**Text segment**
-- -- --
Saturday, November 10, 2012

A question for extreme signalling theorists

I think we all agree that signaling is an important part of the relationship between education and wages, and it's simply an important facet of human behavior to keep in mind. But some people think it's a lot more important than others and - much like voter irrationality in prior years - that share will increase significantly in the next couple years.

So maybe you guys can help me with something I was thinking about.

Some schools have tougher admission standards than others and if you can get in a tough school you try to because the reputation of that school is going to signal something good about you. Going through four years at a tough school shows that you can handle tough situations that are structured and perhaps that have a professional or white collar flavor to them.

But what I don't get is this: academic labor markets, or the market for professors, sorts in the same way. You have to have a PhD from an excellent school to get a job at an excellent school or a very good school. You have to have a PhD from a very good school to get a job at a very good school or a good school. If you get a PhD at a good school life will be harder for you than if you got a PhD at a very good school or an excellent school, and you should probably think of a variety of jobs aside from an academic job. (I am assuming here the traditional assumption that PhD programs are mostly about human capital investments and not signalling - although if you've ever tried to apply for a research grant without a PhD you know it's part signalling too).
-- -- --
**Set task 1**
In the signaling post, what do you need in order to get a job at an excellent school?
**Set task 2**
Shorten the paragraph of the signaling post that begins "Some schools have tougher admission standards" into two or three bullet points that keep its main facts.
**Set task 3**
Update the part of the signaling post that opens with the words containing "So maybe you" and closes with "flavor to them.", putting "standing" in place of "reputation".
The data that comes after this post is separate material.

**Given material**
-- -- --
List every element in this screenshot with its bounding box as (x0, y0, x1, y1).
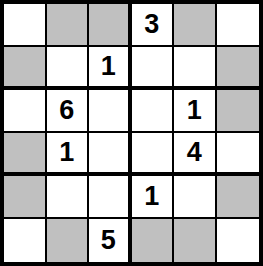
-- -- --
**Task output 1**
A PhD from an excellent school.

**Task output 2**
- Some schools are harder to get into than others, and people try to get into a tough school because its reputation signals something good about them.
- Four years at a tough school shows you can handle tough, structured situations, possibly with a professional or white-collar flavor.

**Task output 3**
So maybe you guys can help me with something I was thinking about.

Some schools have tougher admission standards than others and if you can get in a tough school you try to because the standing of that school is going to signal something good about you. Going through four years at a tough school shows that you can handle tough situations that are structured and perhaps that have a professional or white collar flavor to them.